(Data listing)
▼
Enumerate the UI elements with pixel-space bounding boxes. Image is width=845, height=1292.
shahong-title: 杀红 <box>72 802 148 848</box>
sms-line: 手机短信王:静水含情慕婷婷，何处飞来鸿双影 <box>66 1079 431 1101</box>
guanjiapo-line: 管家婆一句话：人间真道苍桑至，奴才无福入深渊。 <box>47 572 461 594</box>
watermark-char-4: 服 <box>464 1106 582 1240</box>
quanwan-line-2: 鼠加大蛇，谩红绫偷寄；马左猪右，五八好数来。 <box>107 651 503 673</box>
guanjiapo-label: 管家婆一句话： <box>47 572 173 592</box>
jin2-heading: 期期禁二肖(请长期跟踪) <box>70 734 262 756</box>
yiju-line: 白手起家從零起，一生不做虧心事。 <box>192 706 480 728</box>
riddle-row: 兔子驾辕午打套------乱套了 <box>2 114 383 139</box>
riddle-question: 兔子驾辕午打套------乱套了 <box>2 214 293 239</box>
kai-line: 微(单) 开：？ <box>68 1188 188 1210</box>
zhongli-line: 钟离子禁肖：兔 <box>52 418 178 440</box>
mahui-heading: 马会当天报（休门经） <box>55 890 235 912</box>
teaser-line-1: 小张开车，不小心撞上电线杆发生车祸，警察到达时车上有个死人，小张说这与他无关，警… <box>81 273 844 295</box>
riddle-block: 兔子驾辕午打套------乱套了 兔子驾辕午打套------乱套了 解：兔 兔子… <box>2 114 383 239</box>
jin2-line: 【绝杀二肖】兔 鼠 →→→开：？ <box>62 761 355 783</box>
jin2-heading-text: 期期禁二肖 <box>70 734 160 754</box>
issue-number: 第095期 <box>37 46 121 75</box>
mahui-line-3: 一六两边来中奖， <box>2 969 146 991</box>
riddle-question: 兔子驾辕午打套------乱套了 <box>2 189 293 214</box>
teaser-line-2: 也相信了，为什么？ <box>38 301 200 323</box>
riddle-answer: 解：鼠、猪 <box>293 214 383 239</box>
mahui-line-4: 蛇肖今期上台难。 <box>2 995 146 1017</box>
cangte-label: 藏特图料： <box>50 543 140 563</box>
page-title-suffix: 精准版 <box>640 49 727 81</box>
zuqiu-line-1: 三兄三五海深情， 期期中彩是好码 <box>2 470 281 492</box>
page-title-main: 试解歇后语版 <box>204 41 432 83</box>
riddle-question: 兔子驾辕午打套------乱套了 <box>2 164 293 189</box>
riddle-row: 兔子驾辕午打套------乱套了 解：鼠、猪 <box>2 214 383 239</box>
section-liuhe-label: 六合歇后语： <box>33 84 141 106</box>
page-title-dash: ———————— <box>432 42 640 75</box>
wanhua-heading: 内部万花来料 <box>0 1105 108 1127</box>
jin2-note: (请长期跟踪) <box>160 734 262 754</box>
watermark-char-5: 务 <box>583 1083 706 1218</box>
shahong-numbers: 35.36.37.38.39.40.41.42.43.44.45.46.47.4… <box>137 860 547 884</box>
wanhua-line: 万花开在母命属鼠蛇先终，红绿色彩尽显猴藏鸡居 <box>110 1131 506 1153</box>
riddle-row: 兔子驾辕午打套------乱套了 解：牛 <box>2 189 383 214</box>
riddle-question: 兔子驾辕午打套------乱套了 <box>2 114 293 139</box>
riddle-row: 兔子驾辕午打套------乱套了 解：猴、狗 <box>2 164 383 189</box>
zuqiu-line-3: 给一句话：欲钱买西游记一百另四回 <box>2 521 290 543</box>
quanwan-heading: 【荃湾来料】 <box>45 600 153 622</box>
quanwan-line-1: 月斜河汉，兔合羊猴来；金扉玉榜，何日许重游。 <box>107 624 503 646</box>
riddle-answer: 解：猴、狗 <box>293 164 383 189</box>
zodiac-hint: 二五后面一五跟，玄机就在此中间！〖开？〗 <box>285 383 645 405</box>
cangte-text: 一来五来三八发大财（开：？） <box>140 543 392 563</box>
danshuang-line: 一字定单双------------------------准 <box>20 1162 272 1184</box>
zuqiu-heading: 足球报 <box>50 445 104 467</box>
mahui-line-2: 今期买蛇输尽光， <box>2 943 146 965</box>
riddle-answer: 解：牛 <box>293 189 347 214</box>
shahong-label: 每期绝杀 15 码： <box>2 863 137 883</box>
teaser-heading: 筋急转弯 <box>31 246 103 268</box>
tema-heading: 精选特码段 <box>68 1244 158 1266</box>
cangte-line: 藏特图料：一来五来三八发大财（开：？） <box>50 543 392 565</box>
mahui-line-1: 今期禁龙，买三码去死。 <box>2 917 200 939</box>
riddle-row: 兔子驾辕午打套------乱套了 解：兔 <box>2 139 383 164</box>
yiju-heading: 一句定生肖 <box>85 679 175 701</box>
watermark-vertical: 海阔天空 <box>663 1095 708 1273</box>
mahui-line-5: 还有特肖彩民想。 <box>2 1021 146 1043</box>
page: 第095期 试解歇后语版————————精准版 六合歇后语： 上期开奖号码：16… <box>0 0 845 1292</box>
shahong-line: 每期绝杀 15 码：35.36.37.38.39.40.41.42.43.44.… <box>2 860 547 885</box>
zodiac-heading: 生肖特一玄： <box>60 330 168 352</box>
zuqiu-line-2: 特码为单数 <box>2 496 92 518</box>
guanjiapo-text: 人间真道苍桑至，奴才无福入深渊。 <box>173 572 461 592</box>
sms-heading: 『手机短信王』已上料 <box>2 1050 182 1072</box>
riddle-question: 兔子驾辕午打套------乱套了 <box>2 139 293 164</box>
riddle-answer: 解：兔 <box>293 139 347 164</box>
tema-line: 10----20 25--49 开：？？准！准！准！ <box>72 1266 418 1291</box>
▲
• _YOUR TASK_
Reproduce every line of the data listing above verbatim, from the first line through the last.

• _EXPECTED ANSWER_
Enumerate the UI elements with pixel-space bounding boxes. Image is width=845, height=1292.
shahong-title: 杀红 <box>72 802 148 848</box>
sms-line: 手机短信王:静水含情慕婷婷，何处飞来鸿双影 <box>66 1079 431 1101</box>
guanjiapo-line: 管家婆一句话：人间真道苍桑至，奴才无福入深渊。 <box>47 572 461 594</box>
watermark-char-4: 服 <box>464 1106 582 1240</box>
quanwan-line-2: 鼠加大蛇，谩红绫偷寄；马左猪右，五八好数来。 <box>107 651 503 673</box>
guanjiapo-label: 管家婆一句话： <box>47 572 173 592</box>
jin2-heading: 期期禁二肖(请长期跟踪) <box>70 734 262 756</box>
yiju-line: 白手起家從零起，一生不做虧心事。 <box>192 706 480 728</box>
riddle-row: 兔子驾辕午打套------乱套了 <box>2 114 383 139</box>
riddle-question: 兔子驾辕午打套------乱套了 <box>2 214 293 239</box>
kai-line: 微(单) 开：？ <box>68 1188 188 1210</box>
zhongli-line: 钟离子禁肖：兔 <box>52 418 178 440</box>
mahui-heading: 马会当天报（休门经） <box>55 890 235 912</box>
teaser-line-1: 小张开车，不小心撞上电线杆发生车祸，警察到达时车上有个死人，小张说这与他无关，警… <box>81 273 844 295</box>
riddle-block: 兔子驾辕午打套------乱套了 兔子驾辕午打套------乱套了 解：兔 兔子… <box>2 114 383 239</box>
jin2-line: 【绝杀二肖】兔 鼠 →→→开：？ <box>62 761 355 783</box>
jin2-heading-text: 期期禁二肖 <box>70 734 160 754</box>
issue-number: 第095期 <box>37 46 121 75</box>
mahui-line-3: 一六两边来中奖， <box>2 969 146 991</box>
riddle-question: 兔子驾辕午打套------乱套了 <box>2 189 293 214</box>
teaser-line-2: 也相信了，为什么？ <box>38 301 200 323</box>
riddle-answer: 解：鼠、猪 <box>293 214 383 239</box>
mahui-line-4: 蛇肖今期上台难。 <box>2 995 146 1017</box>
cangte-label: 藏特图料： <box>50 543 140 563</box>
page-title-suffix: 精准版 <box>640 49 727 81</box>
zuqiu-line-1: 三兄三五海深情， 期期中彩是好码 <box>2 470 281 492</box>
page-title-main: 试解歇后语版 <box>204 41 432 83</box>
riddle-question: 兔子驾辕午打套------乱套了 <box>2 164 293 189</box>
riddle-row: 兔子驾辕午打套------乱套了 解：鼠、猪 <box>2 214 383 239</box>
section-liuhe-label: 六合歇后语： <box>33 84 141 106</box>
page-title-dash: ———————— <box>432 42 640 75</box>
wanhua-heading: 内部万花来料 <box>0 1105 108 1127</box>
jin2-note: (请长期跟踪) <box>160 734 262 754</box>
watermark-char-5: 务 <box>583 1083 706 1218</box>
shahong-numbers: 35.36.37.38.39.40.41.42.43.44.45.46.47.4… <box>137 860 547 884</box>
wanhua-line: 万花开在母命属鼠蛇先终，红绿色彩尽显猴藏鸡居 <box>110 1131 506 1153</box>
riddle-row: 兔子驾辕午打套------乱套了 解：牛 <box>2 189 383 214</box>
riddle-question: 兔子驾辕午打套------乱套了 <box>2 114 293 139</box>
riddle-row: 兔子驾辕午打套------乱套了 解：猴、狗 <box>2 164 383 189</box>
zuqiu-line-3: 给一句话：欲钱买西游记一百另四回 <box>2 521 290 543</box>
quanwan-heading: 【荃湾来料】 <box>45 600 153 622</box>
quanwan-line-1: 月斜河汉，兔合羊猴来；金扉玉榜，何日许重游。 <box>107 624 503 646</box>
riddle-answer: 解：猴、狗 <box>293 164 383 189</box>
zodiac-hint: 二五后面一五跟，玄机就在此中间！〖开？〗 <box>285 383 645 405</box>
cangte-text: 一来五来三八发大财（开：？） <box>140 543 392 563</box>
danshuang-line: 一字定单双------------------------准 <box>20 1162 272 1184</box>
zuqiu-heading: 足球报 <box>50 445 104 467</box>
mahui-line-2: 今期买蛇输尽光， <box>2 943 146 965</box>
riddle-answer: 解：牛 <box>293 189 347 214</box>
shahong-label: 每期绝杀 15 码： <box>2 863 137 883</box>
teaser-heading: 筋急转弯 <box>31 246 103 268</box>
tema-heading: 精选特码段 <box>68 1244 158 1266</box>
cangte-line: 藏特图料：一来五来三八发大财（开：？） <box>50 543 392 565</box>
mahui-line-1: 今期禁龙，买三码去死。 <box>2 917 200 939</box>
riddle-row: 兔子驾辕午打套------乱套了 解：兔 <box>2 139 383 164</box>
yiju-heading: 一句定生肖 <box>85 679 175 701</box>
watermark-vertical: 海阔天空 <box>663 1095 708 1273</box>
mahui-line-5: 还有特肖彩民想。 <box>2 1021 146 1043</box>
page: 第095期 试解歇后语版————————精准版 六合歇后语： 上期开奖号码：16… <box>0 0 845 1292</box>
shahong-line: 每期绝杀 15 码：35.36.37.38.39.40.41.42.43.44.… <box>2 860 547 885</box>
zodiac-heading: 生肖特一玄： <box>60 330 168 352</box>
zuqiu-line-2: 特码为单数 <box>2 496 92 518</box>
guanjiapo-text: 人间真道苍桑至，奴才无福入深渊。 <box>173 572 461 592</box>
sms-heading: 『手机短信王』已上料 <box>2 1050 182 1072</box>
riddle-question: 兔子驾辕午打套------乱套了 <box>2 139 293 164</box>
riddle-answer: 解：兔 <box>293 139 347 164</box>
tema-line: 10----20 25--49 开：？？准！准！准！ <box>72 1266 418 1291</box>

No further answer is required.